## begin Extracted data
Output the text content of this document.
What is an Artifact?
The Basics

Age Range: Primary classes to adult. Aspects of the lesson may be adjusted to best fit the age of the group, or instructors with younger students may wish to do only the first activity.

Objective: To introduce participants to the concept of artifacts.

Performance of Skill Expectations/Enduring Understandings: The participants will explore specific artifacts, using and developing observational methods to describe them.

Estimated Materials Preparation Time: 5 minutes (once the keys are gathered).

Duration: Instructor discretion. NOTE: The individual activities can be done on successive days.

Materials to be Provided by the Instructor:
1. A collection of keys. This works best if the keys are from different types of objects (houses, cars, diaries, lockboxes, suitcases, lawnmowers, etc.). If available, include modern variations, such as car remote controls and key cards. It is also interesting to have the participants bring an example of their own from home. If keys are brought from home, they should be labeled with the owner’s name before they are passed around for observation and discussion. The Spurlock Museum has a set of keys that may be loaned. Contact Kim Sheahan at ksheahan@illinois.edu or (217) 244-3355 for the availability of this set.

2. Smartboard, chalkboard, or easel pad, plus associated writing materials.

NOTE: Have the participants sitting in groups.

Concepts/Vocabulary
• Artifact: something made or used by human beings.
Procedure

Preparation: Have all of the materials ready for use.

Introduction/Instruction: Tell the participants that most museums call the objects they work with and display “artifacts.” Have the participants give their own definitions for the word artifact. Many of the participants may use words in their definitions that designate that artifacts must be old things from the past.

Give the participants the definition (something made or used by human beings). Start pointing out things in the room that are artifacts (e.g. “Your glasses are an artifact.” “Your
## end Extracted data
Problem requirements
Return every line of the material exactly.

Task answer
Output the text content of this document.
What is an Artifact?
The Basics

Age Range: Primary classes to adult. Aspects of the lesson may be adjusted to best fit the age of the group, or instructors with younger students may wish to do only the first activity.

Objective: To introduce participants to the concept of artifacts.

Performance of Skill Expectations/Enduring Understandings: The participants will explore specific artifacts, using and developing observational methods to describe them.

Estimated Materials Preparation Time: 5 minutes (once the keys are gathered).

Duration: Instructor discretion. NOTE: The individual activities can be done on successive days.

Materials to be Provided by the Instructor:
1. A collection of keys. This works best if the keys are from different types of objects (houses, cars, diaries, lockboxes, suitcases, lawnmowers, etc.). If available, include modern variations, such as car remote controls and key cards. It is also interesting to have the participants bring an example of their own from home. If keys are brought from home, they should be labeled with the owner’s name before they are passed around for observation and discussion. The Spurlock Museum has a set of keys that may be loaned. Contact Kim Sheahan at ksheahan@illinois.edu or (217) 244-3355 for the availability of this set.

2. Smartboard, chalkboard, or easel pad, plus associated writing materials.

NOTE: Have the participants sitting in groups.

Concepts/Vocabulary
• Artifact: something made or used by human beings.
Procedure

Preparation: Have all of the materials ready for use.

Introduction/Instruction: Tell the participants that most museums call the objects they work with and display “artifacts.” Have the participants give their own definitions for the word artifact. Many of the participants may use words in their definitions that designate that artifacts must be old things from the past.

Give the participants the definition (something made or used by human beings). Start pointing out things in the room that are artifacts (e.g. “Your glasses are an artifact.” “Your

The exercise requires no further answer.